内閣改造雑感

内閣改造が近づくころの政局好きの姿は悲惨極まる。偏執狂的に情報を追い、ひとたび報道が出れば眼光紙背に薮睨みに想像妄想を尽くして必死に人事の絵図を掴もうとし、大体の場合においてそれは外れる。不毛であり奇怪としか言いようがない。そして自分自身がそうした人間の典型なのだから、振り返って暗い気分になる。
 
産経新聞7月8日付朝刊の1面に掲載された記事はそんなマニアたちの心を躍らせたに違いない。岸田外相が交代し「党要職」に、その後任には茂木政調会長が有力というのだから。他紙の報道が麻生副総理や二階幹事長の留任を伝えるに留まるなかでこの記事は二歩も三歩も進んでいた。
 
まずはこの記事の内容を確認しておこう。
 
岸田外相が閣外に出、「党要職」へ就くという。そして後任外相には茂木政調会長が有力と。また、甘利元経済再生担当相が「党要職」に。党執行部では高村副総裁・二階幹事長・竹下国対委員長、閣内では麻生副総理と菅官房長官を留任させるが、稲田防衛相や塩崎厚労相を交代させる方向としている。細田派の議員については「多くを党務に専念させる」という。
 
まず問題になるのは「党要職」とは何かというところだ。すぐに連想されるのは党三役のどれかだ。ただし幹事長については二階幹事長の留任が確実視されている。と、なれば候補は政調会長か総務会長に絞られるだろう。
 
この記事では政調会長については「憲法改正でも党内外の調整役となる」と触れられている。読みようによっては岸田氏にも甘利氏にも「はまる」表現だ。穏健なイメージの強い岸田氏ならば、「右傾化」「タカ派」などといわれる現政権の憲法改正に(実際の帰趨は別にして)異なった色合いを感じさせ、円滑に進められる、と総理が考えても不思議ではない。あるいは甘利氏の場合であれば、総理の意を体して憲法改正を「軌道通り」に進めるという具合にも考えられる。つまり様々な読み方のできる表現であり、さらに言えばこれで人事の流れを掴むのは難しい。
++++++++++
> [作業内容]:
1 – 本文で取り上げられている産経新聞の記事は、何月何日付の朝刊の何面に載ったか。
2 – 本文によると、産経新聞の記事が留任させるとしている人物は誰か。肩書きとともにすべて挙げよ。
3 – 内閣改造についての本文を、最後の文の次から書き継げ。
++++++++++
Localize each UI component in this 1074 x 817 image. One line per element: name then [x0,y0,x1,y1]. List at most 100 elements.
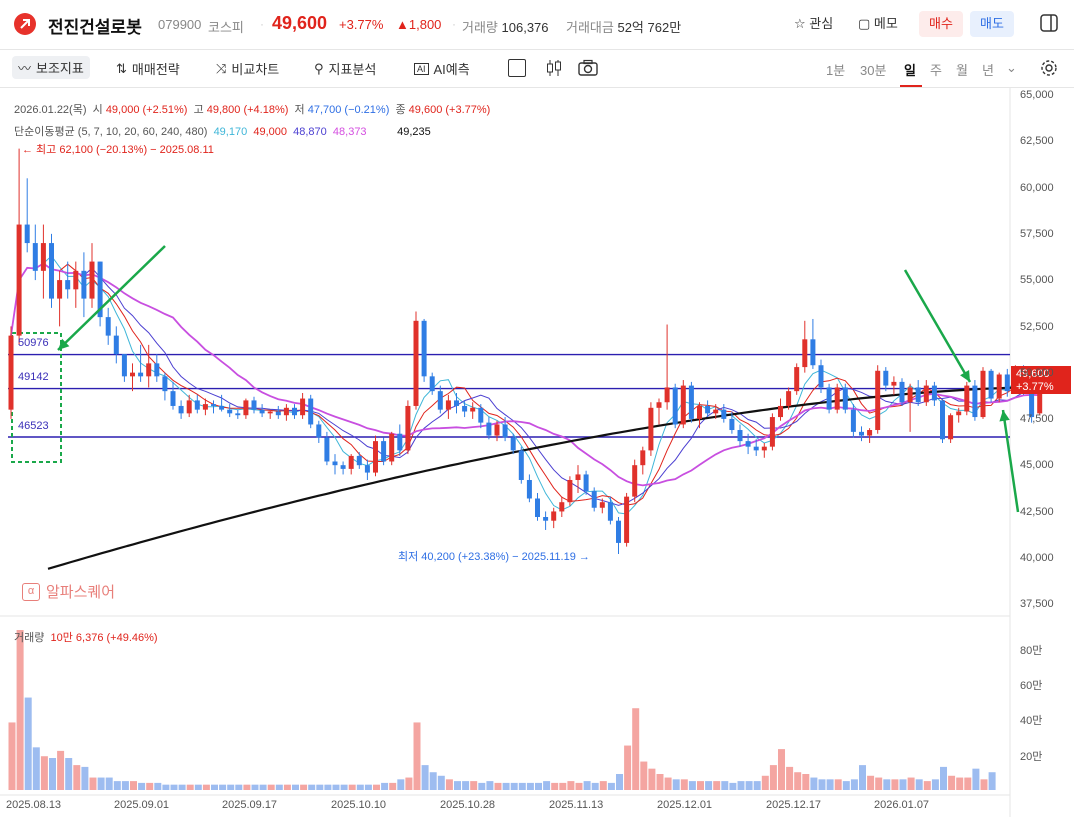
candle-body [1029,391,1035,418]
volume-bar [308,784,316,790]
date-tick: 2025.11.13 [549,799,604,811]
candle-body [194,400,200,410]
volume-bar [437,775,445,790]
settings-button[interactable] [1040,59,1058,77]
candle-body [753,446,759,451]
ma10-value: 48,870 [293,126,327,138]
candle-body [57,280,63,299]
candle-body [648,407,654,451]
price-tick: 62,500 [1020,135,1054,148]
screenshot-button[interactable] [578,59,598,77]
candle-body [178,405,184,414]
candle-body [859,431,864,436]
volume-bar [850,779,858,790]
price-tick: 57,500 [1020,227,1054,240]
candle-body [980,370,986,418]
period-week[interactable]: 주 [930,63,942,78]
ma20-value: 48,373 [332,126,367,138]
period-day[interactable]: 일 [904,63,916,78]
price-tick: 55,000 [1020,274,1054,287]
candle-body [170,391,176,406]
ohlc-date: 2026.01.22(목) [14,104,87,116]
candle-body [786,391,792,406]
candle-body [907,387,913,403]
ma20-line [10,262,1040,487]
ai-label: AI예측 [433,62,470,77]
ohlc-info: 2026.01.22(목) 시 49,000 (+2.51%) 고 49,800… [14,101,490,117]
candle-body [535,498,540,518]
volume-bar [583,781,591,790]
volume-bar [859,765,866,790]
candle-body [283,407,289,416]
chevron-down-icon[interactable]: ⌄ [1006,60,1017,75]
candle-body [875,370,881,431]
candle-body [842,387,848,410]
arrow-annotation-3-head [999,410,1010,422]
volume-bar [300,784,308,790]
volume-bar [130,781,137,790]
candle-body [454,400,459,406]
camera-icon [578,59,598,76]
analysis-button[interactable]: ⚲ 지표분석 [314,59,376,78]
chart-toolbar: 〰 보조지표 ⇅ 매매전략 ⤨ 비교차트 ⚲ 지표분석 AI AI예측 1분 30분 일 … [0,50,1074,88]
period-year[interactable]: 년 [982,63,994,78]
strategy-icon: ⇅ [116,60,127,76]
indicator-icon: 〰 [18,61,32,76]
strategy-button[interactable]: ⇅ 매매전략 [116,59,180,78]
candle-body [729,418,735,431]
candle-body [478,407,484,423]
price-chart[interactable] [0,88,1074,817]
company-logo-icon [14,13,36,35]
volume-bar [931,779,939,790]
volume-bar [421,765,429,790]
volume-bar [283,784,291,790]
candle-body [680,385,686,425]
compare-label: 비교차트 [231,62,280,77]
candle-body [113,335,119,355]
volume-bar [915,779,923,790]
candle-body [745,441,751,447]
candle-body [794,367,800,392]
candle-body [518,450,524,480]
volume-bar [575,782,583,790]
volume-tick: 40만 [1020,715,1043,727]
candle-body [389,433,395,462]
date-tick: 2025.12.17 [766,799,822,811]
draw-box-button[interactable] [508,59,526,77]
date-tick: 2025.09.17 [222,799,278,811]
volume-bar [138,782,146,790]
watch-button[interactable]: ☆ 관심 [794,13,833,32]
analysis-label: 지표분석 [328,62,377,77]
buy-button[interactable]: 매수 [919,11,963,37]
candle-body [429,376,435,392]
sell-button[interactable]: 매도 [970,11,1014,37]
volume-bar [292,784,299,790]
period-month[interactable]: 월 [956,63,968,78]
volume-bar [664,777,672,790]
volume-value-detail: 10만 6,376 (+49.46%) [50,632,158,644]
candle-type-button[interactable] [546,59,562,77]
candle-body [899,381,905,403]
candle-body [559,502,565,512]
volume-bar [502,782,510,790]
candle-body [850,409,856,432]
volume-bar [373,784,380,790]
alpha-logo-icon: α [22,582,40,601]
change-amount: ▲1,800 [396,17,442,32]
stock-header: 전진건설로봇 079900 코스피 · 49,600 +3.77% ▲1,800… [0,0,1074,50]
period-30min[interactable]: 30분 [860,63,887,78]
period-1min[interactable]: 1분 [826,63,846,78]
++++++++++
> [解答一覧]:
1 – 7月8日付朝刊の1面。

2 – 高村副総裁、二階幹事長、竹下国対委員長、麻生副総理、菅官房長官

3 –
 
岸田氏が就くポストは比較的限られてこよう。外相から充てるとすればそれなりの重みのあるポストが必要になってくる。三役以外で充てても不自然ではないポストとしては党選挙対策委員長が浮かぶ。
 
総理は第2次安倍改造内閣の党役員人事で経産相だった茂木氏を選対委員長に充てたことがある。外相から就くのもやや格下の感は否めないが、不自然とは言えない。
 
現政権下の選対委員長の顔ぶれを見よう。最初に就いたのが、総理と同じ山口県選出でかつては派閥も一緒だった河村建夫氏だ。同じように総理の「仲間」として入ったとみられるのが、総理と長年の盟友関係にある現任の古屋圭司選対委員長。間を挟む茂木氏は総理の「仲間」とは言い難いが、手腕は総理に信頼されている。これらの要素を見る限り、「安心して仕事を任せられる」ということが、総理のなかにあって選対委員長の条件なのだろう。
 
では、岸田氏はどうか。
 
外相としての手腕は総理のよく認めるところだ。「安倍外交」というのは半身においては「岸田外交」と言い換えてもよいし、戦後2位に達する長期在任はまさに総理の信頼の表れといえる。ただ、それが選対委員長への抜擢につながるかといえば、簡単には言い難い。選挙というのは政権の命綱であり、大げさな言い方をすれば選対委員長に充てるというのは自らの命を任せるに等しいのだ。党内外から(その実質は別にして)「保守本流」「党内リベラル」としての行動を求められ、様々な憶測を呼ぶこともある岸田氏に任せるというのは一種の賭けでもある。結局このポストに岸田氏が就くかどうかは総理の信頼の度合いと岸田氏に求める役割によって決まってくるのではないだろうか。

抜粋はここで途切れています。